● **Do this**:
Filter this data down to the lines that hold "axis", and copy them.

───

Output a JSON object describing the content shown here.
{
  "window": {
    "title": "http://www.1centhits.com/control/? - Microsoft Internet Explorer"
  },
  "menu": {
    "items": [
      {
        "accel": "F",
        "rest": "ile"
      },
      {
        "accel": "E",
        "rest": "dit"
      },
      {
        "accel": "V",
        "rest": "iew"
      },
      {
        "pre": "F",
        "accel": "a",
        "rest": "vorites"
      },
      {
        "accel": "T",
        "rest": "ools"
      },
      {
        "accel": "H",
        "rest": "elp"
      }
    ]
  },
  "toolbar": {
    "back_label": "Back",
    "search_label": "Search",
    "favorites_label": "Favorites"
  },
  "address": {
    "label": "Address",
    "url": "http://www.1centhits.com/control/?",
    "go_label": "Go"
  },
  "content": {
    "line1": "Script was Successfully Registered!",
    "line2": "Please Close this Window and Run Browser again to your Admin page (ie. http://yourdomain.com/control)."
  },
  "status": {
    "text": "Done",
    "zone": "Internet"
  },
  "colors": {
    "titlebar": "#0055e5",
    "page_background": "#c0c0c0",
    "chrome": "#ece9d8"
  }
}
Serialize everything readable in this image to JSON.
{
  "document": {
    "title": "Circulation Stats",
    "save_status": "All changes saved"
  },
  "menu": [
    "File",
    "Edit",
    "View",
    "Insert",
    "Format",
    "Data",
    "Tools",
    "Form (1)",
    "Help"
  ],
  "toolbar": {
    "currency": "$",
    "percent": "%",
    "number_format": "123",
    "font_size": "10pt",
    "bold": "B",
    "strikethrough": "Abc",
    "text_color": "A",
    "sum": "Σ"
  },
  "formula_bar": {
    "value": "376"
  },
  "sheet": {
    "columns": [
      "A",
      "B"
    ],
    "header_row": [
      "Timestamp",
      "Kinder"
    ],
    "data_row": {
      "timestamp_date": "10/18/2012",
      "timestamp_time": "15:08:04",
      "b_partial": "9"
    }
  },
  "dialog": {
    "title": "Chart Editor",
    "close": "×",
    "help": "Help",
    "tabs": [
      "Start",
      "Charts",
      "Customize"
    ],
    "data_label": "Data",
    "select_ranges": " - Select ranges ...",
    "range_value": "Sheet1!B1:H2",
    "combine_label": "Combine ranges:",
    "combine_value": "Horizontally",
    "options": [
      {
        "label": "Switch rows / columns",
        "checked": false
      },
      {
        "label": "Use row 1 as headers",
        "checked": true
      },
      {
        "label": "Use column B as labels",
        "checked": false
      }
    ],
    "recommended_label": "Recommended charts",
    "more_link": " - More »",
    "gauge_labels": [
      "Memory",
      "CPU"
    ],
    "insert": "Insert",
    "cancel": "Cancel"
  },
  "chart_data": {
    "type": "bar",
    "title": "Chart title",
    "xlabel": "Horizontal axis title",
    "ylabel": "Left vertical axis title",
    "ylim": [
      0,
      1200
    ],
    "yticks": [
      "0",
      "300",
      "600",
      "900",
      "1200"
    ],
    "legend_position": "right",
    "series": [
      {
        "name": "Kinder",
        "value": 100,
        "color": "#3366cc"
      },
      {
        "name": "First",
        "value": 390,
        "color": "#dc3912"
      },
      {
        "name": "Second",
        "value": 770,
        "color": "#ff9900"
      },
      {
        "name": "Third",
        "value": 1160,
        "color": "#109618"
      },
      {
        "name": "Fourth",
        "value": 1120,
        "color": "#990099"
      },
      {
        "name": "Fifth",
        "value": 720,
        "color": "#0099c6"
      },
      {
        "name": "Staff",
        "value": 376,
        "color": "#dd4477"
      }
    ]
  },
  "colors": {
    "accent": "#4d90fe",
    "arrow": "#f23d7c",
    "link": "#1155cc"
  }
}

───

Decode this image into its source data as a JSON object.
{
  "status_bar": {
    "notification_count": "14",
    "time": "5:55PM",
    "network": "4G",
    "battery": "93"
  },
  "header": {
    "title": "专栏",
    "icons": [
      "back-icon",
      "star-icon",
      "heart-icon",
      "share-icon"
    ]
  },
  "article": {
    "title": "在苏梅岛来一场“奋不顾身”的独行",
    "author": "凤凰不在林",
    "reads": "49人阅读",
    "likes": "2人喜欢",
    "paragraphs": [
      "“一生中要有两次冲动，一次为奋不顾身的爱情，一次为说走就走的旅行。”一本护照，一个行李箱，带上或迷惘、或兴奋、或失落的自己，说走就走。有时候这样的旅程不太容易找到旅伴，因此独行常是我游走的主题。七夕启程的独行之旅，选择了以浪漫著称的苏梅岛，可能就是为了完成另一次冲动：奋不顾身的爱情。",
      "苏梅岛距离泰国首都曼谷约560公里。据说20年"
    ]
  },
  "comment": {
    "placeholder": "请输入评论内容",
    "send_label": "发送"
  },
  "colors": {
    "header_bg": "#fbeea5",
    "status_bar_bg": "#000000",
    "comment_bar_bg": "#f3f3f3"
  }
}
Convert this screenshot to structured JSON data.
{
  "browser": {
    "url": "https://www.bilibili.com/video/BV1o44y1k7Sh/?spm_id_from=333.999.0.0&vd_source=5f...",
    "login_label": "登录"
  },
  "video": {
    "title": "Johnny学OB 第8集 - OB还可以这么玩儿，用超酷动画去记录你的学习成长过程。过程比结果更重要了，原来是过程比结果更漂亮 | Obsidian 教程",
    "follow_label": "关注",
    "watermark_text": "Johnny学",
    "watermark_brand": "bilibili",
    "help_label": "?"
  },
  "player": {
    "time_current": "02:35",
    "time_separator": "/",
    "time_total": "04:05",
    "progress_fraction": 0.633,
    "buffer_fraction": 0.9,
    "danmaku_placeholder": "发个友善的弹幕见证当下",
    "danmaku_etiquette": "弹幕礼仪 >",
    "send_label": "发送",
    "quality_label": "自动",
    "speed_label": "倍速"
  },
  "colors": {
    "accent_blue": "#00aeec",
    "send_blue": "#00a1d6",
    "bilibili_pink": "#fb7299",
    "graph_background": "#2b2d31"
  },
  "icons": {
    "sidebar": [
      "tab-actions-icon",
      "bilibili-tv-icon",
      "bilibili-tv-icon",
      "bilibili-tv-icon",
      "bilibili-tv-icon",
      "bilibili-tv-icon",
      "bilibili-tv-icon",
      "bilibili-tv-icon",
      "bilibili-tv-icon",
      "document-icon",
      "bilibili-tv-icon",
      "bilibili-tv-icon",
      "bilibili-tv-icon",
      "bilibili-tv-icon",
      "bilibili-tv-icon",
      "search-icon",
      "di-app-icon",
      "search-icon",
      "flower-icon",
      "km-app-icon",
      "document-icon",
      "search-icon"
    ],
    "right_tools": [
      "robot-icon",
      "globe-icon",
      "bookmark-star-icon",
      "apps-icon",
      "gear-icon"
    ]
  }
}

───

● **Result**:
    "xlabel": "Horizontal axis title",
    "ylabel": "Left vertical axis title",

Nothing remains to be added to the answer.